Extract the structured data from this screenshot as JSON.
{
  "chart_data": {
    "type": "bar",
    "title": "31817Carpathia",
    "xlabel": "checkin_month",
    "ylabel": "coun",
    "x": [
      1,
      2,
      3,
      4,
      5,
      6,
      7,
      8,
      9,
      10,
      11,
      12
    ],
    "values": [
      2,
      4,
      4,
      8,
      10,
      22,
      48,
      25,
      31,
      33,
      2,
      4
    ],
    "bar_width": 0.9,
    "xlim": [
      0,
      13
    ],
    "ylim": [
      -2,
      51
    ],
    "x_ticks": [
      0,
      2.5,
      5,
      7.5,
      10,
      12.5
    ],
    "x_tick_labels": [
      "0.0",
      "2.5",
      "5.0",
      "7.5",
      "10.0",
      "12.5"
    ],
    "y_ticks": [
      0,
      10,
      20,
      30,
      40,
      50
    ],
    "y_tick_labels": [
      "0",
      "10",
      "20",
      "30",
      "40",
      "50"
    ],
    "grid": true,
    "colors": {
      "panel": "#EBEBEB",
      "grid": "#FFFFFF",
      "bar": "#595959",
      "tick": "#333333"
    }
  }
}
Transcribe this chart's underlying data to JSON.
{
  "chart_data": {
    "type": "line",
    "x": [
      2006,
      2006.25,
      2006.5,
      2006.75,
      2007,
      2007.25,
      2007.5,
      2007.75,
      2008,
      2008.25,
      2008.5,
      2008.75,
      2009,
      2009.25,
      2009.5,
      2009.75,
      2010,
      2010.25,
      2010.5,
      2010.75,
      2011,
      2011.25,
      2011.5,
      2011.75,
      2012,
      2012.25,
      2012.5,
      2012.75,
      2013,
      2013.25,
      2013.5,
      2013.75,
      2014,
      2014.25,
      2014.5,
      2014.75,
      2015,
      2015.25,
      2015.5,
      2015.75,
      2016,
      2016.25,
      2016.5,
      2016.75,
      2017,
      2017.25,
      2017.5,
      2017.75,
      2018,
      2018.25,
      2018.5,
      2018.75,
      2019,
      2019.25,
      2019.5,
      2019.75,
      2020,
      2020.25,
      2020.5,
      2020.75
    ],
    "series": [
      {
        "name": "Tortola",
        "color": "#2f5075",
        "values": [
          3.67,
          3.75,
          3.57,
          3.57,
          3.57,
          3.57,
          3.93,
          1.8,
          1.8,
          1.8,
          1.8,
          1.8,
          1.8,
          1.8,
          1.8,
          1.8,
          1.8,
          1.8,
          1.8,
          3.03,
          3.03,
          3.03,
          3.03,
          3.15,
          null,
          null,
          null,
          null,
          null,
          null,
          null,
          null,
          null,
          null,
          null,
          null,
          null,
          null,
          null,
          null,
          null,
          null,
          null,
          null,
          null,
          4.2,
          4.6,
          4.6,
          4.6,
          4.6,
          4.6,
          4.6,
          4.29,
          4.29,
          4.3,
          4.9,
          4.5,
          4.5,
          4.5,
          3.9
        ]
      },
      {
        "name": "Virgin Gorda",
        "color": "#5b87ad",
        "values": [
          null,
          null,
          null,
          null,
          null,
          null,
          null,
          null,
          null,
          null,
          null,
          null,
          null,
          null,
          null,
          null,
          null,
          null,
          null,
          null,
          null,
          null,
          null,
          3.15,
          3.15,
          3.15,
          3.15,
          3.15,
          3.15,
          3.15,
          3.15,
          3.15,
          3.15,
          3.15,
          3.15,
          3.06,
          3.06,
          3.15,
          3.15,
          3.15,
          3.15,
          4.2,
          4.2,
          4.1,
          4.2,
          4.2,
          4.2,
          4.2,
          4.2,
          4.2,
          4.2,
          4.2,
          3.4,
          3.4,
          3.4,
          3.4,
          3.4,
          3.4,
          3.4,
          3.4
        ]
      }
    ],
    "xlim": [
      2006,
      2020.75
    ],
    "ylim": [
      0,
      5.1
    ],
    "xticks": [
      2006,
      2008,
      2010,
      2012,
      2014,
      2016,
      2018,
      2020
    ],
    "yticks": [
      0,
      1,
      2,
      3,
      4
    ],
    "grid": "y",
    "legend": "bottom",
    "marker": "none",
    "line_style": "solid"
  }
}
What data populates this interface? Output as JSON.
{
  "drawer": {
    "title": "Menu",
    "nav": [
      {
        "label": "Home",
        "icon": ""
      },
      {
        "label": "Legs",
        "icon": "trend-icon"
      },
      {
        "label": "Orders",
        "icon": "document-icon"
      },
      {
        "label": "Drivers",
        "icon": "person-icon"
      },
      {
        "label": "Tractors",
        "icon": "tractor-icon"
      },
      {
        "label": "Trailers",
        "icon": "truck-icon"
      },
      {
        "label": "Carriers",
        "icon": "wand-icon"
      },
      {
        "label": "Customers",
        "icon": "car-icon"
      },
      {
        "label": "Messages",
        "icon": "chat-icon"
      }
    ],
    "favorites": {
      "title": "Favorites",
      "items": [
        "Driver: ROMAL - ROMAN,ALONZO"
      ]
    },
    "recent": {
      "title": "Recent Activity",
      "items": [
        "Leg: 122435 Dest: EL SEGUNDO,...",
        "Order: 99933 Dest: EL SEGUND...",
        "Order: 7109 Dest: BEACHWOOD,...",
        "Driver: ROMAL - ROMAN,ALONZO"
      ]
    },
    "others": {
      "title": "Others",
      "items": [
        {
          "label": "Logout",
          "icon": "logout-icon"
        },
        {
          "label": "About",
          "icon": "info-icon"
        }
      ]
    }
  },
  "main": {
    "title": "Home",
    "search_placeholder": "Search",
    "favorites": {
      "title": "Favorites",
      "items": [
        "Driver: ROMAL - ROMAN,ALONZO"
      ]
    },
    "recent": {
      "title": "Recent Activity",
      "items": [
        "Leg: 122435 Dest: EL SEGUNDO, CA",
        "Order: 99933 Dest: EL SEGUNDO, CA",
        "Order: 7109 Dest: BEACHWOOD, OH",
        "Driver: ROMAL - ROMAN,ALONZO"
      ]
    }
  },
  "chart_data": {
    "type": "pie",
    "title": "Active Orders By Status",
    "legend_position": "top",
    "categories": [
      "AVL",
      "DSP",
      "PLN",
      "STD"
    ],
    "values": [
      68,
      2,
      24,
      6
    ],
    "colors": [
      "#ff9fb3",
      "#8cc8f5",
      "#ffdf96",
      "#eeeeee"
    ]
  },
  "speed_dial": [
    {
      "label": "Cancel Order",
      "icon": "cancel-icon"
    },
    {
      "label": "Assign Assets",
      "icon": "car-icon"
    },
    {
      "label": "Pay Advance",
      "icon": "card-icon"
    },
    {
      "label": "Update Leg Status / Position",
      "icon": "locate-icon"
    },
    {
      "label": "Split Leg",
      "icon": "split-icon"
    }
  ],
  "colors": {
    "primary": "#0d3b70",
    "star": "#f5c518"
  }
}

* _STATED TASK_: Among the entries above, how many lines hold the string "Dest"? Respond with nothing but the number.

* _WRITTEN REPLY_: 6